━━━━━ DATA SECTION ━━━━━
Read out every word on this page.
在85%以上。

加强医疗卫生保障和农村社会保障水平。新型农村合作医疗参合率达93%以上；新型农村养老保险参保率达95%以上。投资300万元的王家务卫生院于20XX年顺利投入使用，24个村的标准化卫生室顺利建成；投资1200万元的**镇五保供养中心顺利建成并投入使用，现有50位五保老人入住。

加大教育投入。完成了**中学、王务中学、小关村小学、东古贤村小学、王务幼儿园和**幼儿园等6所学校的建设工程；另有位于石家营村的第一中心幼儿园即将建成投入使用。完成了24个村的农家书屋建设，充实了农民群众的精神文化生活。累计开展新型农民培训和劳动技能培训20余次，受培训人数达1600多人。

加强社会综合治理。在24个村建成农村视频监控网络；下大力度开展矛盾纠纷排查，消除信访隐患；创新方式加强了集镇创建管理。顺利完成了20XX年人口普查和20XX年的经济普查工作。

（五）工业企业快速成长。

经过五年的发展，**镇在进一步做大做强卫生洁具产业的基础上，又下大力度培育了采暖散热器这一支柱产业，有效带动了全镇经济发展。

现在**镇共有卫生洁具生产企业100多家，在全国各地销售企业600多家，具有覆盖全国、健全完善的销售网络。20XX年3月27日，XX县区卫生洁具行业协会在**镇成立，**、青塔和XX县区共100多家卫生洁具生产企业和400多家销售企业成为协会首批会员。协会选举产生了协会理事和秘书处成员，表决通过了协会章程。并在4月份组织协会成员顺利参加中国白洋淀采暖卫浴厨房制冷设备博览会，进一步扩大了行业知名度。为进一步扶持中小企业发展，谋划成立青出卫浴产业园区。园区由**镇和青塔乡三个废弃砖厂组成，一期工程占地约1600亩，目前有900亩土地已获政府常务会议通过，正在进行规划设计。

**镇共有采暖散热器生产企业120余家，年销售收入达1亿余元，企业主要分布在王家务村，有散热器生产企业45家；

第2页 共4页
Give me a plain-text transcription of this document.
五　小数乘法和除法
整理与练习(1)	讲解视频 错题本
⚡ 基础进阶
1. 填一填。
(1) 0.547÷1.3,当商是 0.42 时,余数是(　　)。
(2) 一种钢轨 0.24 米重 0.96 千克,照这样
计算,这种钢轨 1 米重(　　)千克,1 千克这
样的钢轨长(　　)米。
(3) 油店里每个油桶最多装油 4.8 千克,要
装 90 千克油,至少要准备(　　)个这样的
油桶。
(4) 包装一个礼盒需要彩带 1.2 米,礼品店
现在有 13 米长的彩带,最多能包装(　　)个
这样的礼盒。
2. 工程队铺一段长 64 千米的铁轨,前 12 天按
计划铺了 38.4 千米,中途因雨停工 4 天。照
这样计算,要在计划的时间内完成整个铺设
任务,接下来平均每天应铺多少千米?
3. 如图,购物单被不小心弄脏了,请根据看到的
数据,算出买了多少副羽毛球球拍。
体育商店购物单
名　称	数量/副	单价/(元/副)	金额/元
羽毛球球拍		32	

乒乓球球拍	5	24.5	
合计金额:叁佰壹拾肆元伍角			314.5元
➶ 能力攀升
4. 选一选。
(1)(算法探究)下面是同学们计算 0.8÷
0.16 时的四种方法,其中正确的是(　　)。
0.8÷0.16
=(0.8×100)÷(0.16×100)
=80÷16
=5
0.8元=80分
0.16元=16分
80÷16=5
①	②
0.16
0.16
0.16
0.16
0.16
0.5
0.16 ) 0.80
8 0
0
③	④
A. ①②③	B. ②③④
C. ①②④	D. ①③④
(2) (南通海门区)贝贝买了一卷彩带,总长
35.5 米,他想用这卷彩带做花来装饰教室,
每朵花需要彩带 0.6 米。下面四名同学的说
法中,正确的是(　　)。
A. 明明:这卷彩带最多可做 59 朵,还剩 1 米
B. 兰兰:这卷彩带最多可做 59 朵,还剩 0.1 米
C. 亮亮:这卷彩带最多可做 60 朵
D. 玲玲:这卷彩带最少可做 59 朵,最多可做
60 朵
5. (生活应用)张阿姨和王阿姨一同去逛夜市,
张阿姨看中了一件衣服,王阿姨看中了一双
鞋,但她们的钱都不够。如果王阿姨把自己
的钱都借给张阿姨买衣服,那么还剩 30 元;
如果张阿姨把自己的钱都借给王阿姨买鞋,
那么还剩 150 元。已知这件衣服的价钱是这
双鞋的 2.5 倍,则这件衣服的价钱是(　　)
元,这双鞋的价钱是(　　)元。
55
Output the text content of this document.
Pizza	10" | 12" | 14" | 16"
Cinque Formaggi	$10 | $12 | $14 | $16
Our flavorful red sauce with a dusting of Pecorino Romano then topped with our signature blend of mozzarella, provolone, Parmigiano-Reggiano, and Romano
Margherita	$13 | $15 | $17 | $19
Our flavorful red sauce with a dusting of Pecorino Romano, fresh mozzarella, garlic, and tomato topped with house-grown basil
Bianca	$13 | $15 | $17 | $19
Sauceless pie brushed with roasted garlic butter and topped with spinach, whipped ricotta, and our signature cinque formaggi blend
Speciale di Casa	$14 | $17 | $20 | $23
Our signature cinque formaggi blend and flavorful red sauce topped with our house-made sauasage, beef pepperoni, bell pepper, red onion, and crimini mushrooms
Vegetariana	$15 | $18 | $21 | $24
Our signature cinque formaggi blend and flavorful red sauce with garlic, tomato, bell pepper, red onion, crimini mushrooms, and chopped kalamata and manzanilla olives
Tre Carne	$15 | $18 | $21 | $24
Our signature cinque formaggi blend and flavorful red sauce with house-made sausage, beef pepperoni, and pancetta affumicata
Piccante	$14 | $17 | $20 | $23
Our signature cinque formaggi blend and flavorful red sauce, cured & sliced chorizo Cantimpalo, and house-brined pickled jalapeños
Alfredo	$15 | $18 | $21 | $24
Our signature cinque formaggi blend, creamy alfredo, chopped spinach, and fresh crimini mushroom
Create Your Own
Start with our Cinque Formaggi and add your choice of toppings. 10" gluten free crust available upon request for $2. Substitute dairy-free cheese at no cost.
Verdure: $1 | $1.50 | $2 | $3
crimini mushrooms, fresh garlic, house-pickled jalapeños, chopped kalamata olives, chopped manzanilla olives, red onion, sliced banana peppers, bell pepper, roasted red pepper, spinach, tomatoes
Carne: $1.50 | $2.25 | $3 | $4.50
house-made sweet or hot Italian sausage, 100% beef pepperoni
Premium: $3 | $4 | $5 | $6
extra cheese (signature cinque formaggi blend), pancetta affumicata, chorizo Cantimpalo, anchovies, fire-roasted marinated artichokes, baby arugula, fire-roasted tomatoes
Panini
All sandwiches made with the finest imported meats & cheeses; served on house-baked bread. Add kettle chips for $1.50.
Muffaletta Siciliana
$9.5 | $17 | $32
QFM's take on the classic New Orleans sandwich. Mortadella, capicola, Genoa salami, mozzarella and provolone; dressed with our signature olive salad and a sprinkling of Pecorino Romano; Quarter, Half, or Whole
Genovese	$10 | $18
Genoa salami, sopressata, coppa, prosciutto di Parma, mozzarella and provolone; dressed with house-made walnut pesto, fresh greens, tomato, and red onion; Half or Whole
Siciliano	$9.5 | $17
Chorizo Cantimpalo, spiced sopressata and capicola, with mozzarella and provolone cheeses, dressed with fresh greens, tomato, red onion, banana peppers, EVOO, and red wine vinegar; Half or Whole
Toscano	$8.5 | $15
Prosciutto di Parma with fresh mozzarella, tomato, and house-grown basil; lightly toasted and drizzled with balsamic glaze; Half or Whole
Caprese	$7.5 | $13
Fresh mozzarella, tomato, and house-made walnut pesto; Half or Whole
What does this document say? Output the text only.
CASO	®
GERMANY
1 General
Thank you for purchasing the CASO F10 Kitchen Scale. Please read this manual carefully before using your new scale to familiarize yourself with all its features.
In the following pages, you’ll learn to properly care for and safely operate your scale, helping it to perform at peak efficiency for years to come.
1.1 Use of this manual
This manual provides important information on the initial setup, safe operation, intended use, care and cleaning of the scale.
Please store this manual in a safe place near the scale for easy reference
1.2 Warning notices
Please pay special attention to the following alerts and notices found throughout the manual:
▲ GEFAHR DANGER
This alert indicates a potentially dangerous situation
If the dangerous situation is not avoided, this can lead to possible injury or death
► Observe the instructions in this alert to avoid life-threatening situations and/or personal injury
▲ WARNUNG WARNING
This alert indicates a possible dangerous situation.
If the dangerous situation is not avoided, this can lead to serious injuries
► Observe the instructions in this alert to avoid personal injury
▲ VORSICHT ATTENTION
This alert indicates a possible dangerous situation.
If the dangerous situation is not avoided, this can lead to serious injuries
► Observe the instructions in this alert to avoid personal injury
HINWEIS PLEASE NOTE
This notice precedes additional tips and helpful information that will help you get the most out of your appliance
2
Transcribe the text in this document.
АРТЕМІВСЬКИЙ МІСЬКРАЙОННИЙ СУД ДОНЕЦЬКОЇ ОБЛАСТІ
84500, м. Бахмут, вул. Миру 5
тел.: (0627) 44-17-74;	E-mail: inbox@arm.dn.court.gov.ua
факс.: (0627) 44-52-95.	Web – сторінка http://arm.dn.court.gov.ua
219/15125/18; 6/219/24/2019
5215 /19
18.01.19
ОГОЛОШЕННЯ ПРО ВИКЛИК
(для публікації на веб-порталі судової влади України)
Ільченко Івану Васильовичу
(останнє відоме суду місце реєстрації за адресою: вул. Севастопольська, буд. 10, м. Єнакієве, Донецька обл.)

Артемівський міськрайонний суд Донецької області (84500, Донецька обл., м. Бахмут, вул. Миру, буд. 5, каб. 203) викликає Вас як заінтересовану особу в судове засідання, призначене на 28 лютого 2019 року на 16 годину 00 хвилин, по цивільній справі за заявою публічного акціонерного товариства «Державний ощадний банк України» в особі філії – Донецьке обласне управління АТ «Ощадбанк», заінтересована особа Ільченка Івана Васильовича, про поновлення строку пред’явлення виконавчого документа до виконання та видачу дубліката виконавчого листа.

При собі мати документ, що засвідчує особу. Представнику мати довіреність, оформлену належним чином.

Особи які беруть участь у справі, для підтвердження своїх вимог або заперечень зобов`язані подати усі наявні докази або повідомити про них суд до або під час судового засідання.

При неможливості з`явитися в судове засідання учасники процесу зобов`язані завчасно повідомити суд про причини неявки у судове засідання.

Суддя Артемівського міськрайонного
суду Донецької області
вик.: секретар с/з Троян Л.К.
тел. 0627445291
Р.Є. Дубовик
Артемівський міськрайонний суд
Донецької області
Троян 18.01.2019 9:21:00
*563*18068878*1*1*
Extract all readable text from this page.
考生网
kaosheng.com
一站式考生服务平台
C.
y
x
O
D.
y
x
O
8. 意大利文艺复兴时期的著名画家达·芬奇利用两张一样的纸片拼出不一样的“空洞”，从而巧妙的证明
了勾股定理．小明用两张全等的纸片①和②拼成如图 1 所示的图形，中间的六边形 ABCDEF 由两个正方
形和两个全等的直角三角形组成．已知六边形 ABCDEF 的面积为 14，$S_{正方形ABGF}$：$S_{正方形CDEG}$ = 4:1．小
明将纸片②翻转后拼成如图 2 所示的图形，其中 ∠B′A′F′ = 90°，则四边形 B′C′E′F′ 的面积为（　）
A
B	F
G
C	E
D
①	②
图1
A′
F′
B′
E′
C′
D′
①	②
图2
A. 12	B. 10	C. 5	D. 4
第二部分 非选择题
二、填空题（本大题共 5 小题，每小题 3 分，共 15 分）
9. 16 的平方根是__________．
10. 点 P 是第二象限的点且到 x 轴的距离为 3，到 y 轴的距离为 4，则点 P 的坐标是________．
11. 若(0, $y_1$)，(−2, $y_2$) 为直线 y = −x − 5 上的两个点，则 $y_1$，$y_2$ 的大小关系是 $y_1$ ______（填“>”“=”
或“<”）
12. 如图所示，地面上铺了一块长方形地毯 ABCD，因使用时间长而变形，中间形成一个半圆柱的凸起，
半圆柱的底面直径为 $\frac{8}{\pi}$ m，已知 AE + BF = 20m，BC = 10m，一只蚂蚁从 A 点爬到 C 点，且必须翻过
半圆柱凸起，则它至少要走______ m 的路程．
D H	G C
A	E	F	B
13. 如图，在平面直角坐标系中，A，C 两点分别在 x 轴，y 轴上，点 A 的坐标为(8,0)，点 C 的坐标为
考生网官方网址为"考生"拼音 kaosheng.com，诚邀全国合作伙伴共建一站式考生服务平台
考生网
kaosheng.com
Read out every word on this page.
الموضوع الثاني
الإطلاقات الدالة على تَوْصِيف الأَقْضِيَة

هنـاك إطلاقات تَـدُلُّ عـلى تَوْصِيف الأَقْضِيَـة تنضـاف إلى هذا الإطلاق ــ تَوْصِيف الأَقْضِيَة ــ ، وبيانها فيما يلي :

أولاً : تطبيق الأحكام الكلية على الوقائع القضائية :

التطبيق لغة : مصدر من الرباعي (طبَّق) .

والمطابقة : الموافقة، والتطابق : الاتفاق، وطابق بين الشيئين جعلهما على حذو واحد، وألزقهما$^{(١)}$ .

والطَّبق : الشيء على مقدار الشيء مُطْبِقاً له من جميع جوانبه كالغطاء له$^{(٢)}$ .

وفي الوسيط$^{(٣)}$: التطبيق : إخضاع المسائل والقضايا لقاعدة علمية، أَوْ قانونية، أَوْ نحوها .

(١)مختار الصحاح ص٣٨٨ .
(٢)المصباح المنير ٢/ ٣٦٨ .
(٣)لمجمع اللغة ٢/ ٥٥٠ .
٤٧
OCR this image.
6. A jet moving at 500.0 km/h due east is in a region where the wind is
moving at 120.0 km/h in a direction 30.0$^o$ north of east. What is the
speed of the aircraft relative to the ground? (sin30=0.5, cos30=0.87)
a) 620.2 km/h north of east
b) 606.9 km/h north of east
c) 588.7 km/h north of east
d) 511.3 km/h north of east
━━━━━
WHAT IS REQUIRED> Search the entries for the word "court", then list each line that holds it.

REPLY TO THE EXERCISE>
тел.: (0627) 44-17-74;	E-mail: inbox@arm.dn.court.gov.ua
факс.: (0627) 44-52-95.	Web – сторінка http://arm.dn.court.gov.ua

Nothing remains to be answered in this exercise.